**Problem statement**
Give every line again exactly as it appears, please, but not the pictures.

Figure collection entries
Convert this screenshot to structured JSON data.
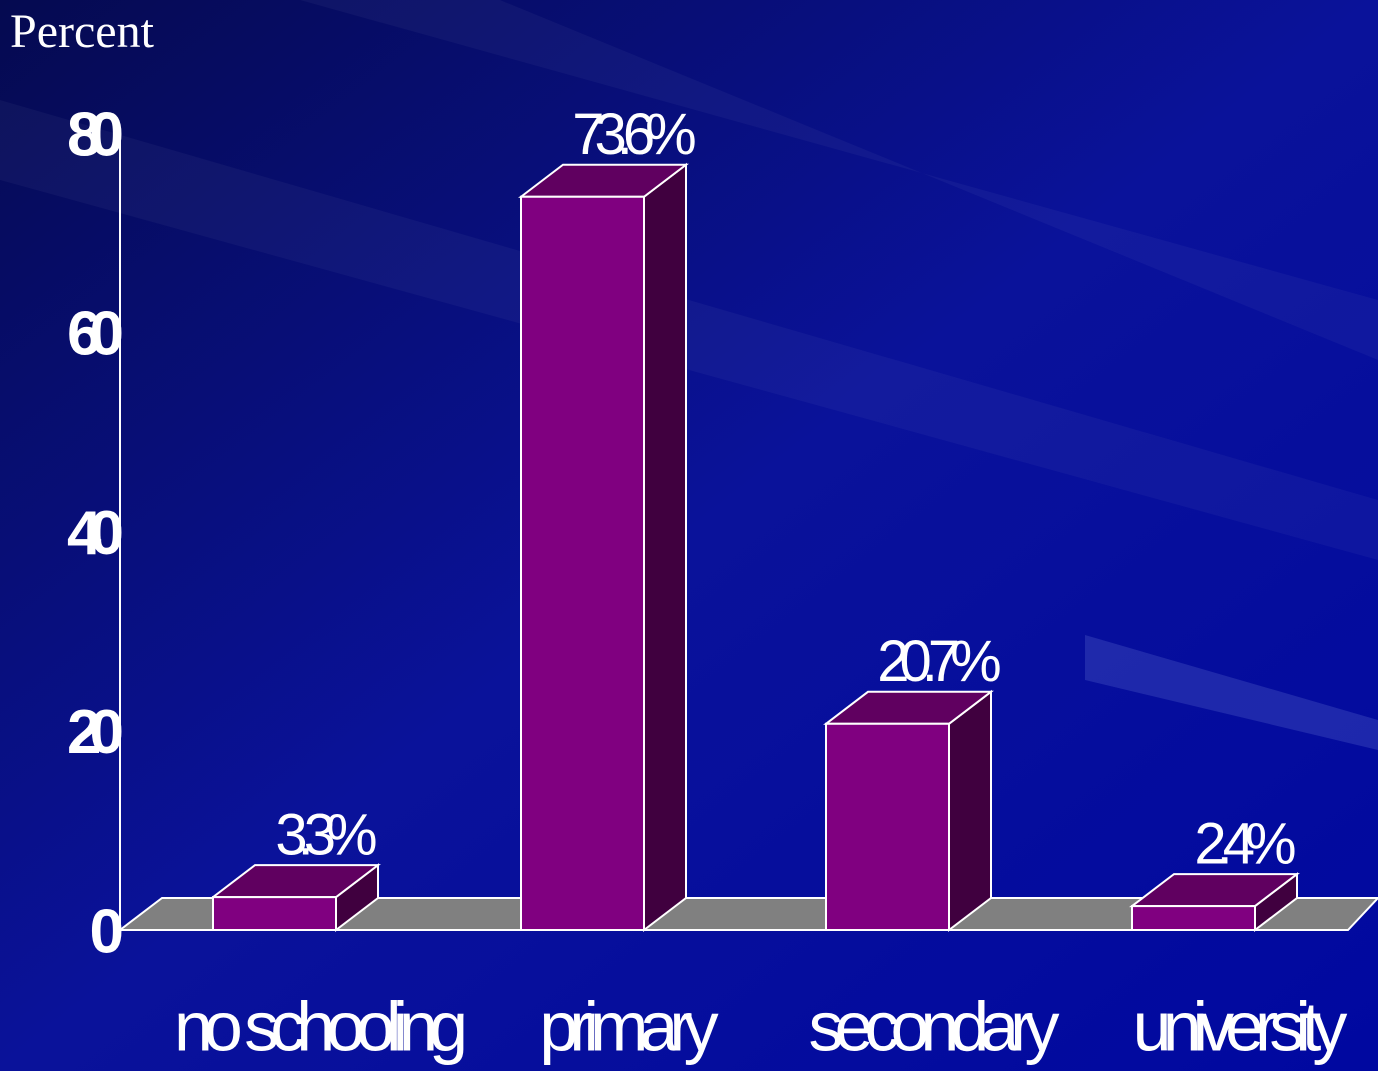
{
  "chart_data": {
    "type": "bar3d",
    "y_label": "Percent",
    "categories": [
      "no schooling",
      "primary",
      "secondary",
      "university"
    ],
    "values": [
      3.3,
      73.6,
      20.7,
      2.4
    ],
    "value_labels": [
      "3.3%",
      "73.6%",
      "20.7%",
      "2.4%"
    ],
    "color": "#800080",
    "ylim": [
      0,
      80
    ],
    "yticks": [
      0,
      20,
      40,
      60,
      80
    ]
  }
}
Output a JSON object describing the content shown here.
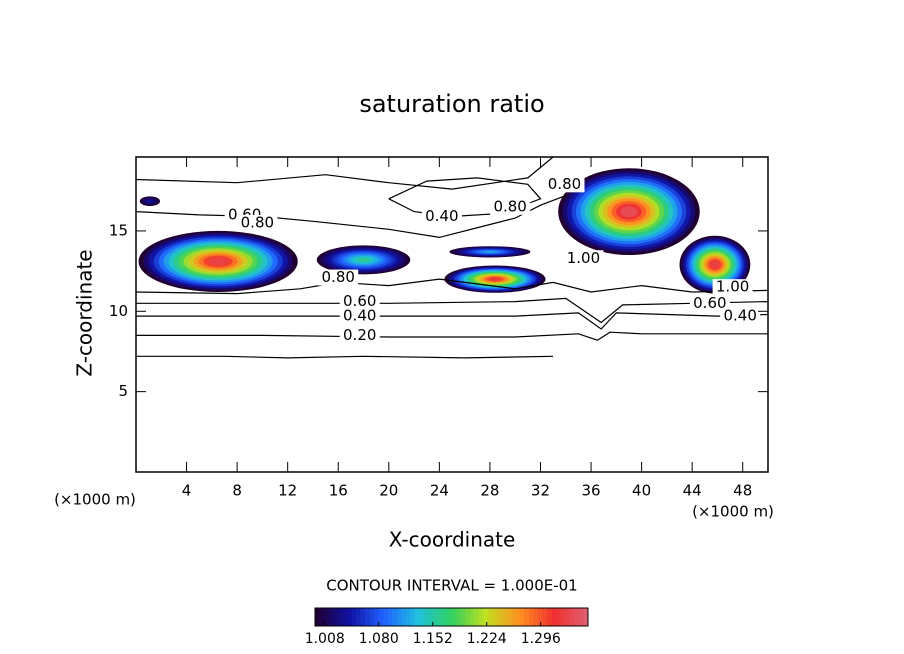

**Solution to this task**
Convert this screenshot to structured JSON data.
{
  "chart_data": {
    "type": "bar3d",
    "y_label": "Percent",
    "categories": [
      "no schooling",
      "primary",
      "secondary",
      "university"
    ],
    "values": [
      3.3,
      73.6,
      20.7,
      2.4
    ],
    "value_labels": [
      "3.3%",
      "73.6%",
      "20.7%",
      "2.4%"
    ],
    "color": "#800080",
    "ylim": [
      0,
      80
    ],
    "yticks": [
      0,
      20,
      40,
      60,
      80
    ]
  }
}
Output a JSON object describing the content shown here.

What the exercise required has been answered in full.